==== Records for this task

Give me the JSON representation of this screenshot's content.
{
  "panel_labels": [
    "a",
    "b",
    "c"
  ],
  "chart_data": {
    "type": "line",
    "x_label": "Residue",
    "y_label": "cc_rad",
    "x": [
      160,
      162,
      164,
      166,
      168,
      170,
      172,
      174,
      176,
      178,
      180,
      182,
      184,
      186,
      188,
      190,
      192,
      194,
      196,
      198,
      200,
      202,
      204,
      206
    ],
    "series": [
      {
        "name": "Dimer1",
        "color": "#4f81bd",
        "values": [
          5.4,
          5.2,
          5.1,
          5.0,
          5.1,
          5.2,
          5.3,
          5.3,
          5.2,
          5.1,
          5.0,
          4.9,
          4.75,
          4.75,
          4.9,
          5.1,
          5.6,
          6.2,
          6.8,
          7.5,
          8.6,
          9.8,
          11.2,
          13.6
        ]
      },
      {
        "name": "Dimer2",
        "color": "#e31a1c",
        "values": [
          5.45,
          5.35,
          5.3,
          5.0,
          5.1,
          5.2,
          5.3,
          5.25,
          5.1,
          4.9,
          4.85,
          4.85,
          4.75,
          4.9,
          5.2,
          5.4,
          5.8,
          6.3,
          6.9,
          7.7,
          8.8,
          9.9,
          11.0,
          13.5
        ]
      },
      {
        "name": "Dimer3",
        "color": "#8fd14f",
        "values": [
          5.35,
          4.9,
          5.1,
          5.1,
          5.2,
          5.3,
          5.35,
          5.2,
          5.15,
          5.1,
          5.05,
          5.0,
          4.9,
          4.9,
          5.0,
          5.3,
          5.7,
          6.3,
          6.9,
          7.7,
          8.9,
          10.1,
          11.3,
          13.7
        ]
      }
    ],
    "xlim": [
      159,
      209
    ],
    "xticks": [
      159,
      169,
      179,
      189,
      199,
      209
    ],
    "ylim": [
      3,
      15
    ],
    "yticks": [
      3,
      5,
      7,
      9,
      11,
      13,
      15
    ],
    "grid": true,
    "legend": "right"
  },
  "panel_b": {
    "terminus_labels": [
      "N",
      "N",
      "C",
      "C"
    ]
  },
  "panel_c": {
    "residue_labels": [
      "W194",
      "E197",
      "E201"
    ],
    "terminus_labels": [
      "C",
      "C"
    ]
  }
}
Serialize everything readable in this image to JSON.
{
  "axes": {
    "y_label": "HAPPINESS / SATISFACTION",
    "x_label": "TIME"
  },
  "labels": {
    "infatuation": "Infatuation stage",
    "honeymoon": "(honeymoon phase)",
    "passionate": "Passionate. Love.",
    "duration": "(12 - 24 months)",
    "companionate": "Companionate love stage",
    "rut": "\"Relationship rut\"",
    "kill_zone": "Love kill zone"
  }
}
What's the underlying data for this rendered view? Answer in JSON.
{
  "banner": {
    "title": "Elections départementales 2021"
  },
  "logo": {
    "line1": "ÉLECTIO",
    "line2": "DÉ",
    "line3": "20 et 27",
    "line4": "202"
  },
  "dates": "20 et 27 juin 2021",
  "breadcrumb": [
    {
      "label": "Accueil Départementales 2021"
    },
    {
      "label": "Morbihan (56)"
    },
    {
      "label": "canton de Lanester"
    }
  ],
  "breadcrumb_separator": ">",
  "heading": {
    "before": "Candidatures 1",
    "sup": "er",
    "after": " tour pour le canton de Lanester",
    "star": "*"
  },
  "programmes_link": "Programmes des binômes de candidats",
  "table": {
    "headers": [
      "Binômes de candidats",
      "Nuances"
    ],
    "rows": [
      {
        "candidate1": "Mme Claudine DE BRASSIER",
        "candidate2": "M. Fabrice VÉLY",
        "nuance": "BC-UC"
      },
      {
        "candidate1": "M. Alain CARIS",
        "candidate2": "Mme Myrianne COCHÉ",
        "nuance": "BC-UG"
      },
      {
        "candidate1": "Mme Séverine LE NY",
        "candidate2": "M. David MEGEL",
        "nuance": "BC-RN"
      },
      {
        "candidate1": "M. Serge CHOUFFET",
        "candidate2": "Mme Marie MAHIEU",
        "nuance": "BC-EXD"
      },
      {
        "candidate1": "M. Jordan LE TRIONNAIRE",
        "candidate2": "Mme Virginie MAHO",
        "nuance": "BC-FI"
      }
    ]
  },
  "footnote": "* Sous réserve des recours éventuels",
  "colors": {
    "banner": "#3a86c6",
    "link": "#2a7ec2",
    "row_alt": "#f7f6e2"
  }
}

========

● What the exercise asks: Reproduce the complete set of lines precisely as supplied.

● Result below:
Give me the JSON representation of this screenshot's content.
{
  "panel_labels": [
    "a",
    "b",
    "c"
  ],
  "chart_data": {
    "type": "line",
    "x_label": "Residue",
    "y_label": "cc_rad",
    "x": [
      160,
      162,
      164,
      166,
      168,
      170,
      172,
      174,
      176,
      178,
      180,
      182,
      184,
      186,
      188,
      190,
      192,
      194,
      196,
      198,
      200,
      202,
      204,
      206
    ],
    "series": [
      {
        "name": "Dimer1",
        "color": "#4f81bd",
        "values": [
          5.4,
          5.2,
          5.1,
          5.0,
          5.1,
          5.2,
          5.3,
          5.3,
          5.2,
          5.1,
          5.0,
          4.9,
          4.75,
          4.75,
          4.9,
          5.1,
          5.6,
          6.2,
          6.8,
          7.5,
          8.6,
          9.8,
          11.2,
          13.6
        ]
      },
      {
        "name": "Dimer2",
        "color": "#e31a1c",
        "values": [
          5.45,
          5.35,
          5.3,
          5.0,
          5.1,
          5.2,
          5.3,
          5.25,
          5.1,
          4.9,
          4.85,
          4.85,
          4.75,
          4.9,
          5.2,
          5.4,
          5.8,
          6.3,
          6.9,
          7.7,
          8.8,
          9.9,
          11.0,
          13.5
        ]
      },
      {
        "name": "Dimer3",
        "color": "#8fd14f",
        "values": [
          5.35,
          4.9,
          5.1,
          5.1,
          5.2,
          5.3,
          5.35,
          5.2,
          5.15,
          5.1,
          5.05,
          5.0,
          4.9,
          4.9,
          5.0,
          5.3,
          5.7,
          6.3,
          6.9,
          7.7,
          8.9,
          10.1,
          11.3,
          13.7
        ]
      }
    ],
    "xlim": [
      159,
      209
    ],
    "xticks": [
      159,
      169,
      179,
      189,
      199,
      209
    ],
    "ylim": [
      3,
      15
    ],
    "yticks": [
      3,
      5,
      7,
      9,
      11,
      13,
      15
    ],
    "grid": true,
    "legend": "right"
  },
  "panel_b": {
    "terminus_labels": [
      "N",
      "N",
      "C",
      "C"
    ]
  },
  "panel_c": {
    "residue_labels": [
      "W194",
      "E197",
      "E201"
    ],
    "terminus_labels": [
      "C",
      "C"
    ]
  }
}
Serialize everything readable in this image to JSON.
{
  "axes": {
    "y_label": "HAPPINESS / SATISFACTION",
    "x_label": "TIME"
  },
  "labels": {
    "infatuation": "Infatuation stage",
    "honeymoon": "(honeymoon phase)",
    "passionate": "Passionate. Love.",
    "duration": "(12 - 24 months)",
    "companionate": "Companionate love stage",
    "rut": "\"Relationship rut\"",
    "kill_zone": "Love kill zone"
  }
}
What's the underlying data for this rendered view? Answer in JSON.
{
  "banner": {
    "title": "Elections départementales 2021"
  },
  "logo": {
    "line1": "ÉLECTIO",
    "line2": "DÉ",
    "line3": "20 et 27",
    "line4": "202"
  },
  "dates": "20 et 27 juin 2021",
  "breadcrumb": [
    {
      "label": "Accueil Départementales 2021"
    },
    {
      "label": "Morbihan (56)"
    },
    {
      "label": "canton de Lanester"
    }
  ],
  "breadcrumb_separator": ">",
  "heading": {
    "before": "Candidatures 1",
    "sup": "er",
    "after": " tour pour le canton de Lanester",
    "star": "*"
  },
  "programmes_link": "Programmes des binômes de candidats",
  "table": {
    "headers": [
      "Binômes de candidats",
      "Nuances"
    ],
    "rows": [
      {
        "candidate1": "Mme Claudine DE BRASSIER",
        "candidate2": "M. Fabrice VÉLY",
        "nuance": "BC-UC"
      },
      {
        "candidate1": "M. Alain CARIS",
        "candidate2": "Mme Myrianne COCHÉ",
        "nuance": "BC-UG"
      },
      {
        "candidate1": "Mme Séverine LE NY",
        "candidate2": "M. David MEGEL",
        "nuance": "BC-RN"
      },
      {
        "candidate1": "M. Serge CHOUFFET",
        "candidate2": "Mme Marie MAHIEU",
        "nuance": "BC-EXD"
      },
      {
        "candidate1": "M. Jordan LE TRIONNAIRE",
        "candidate2": "Mme Virginie MAHO",
        "nuance": "BC-FI"
      }
    ]
  },
  "footnote": "* Sous réserve des recours éventuels",
  "colors": {
    "banner": "#3a86c6",
    "link": "#2a7ec2",
    "row_alt": "#f7f6e2"
  }
}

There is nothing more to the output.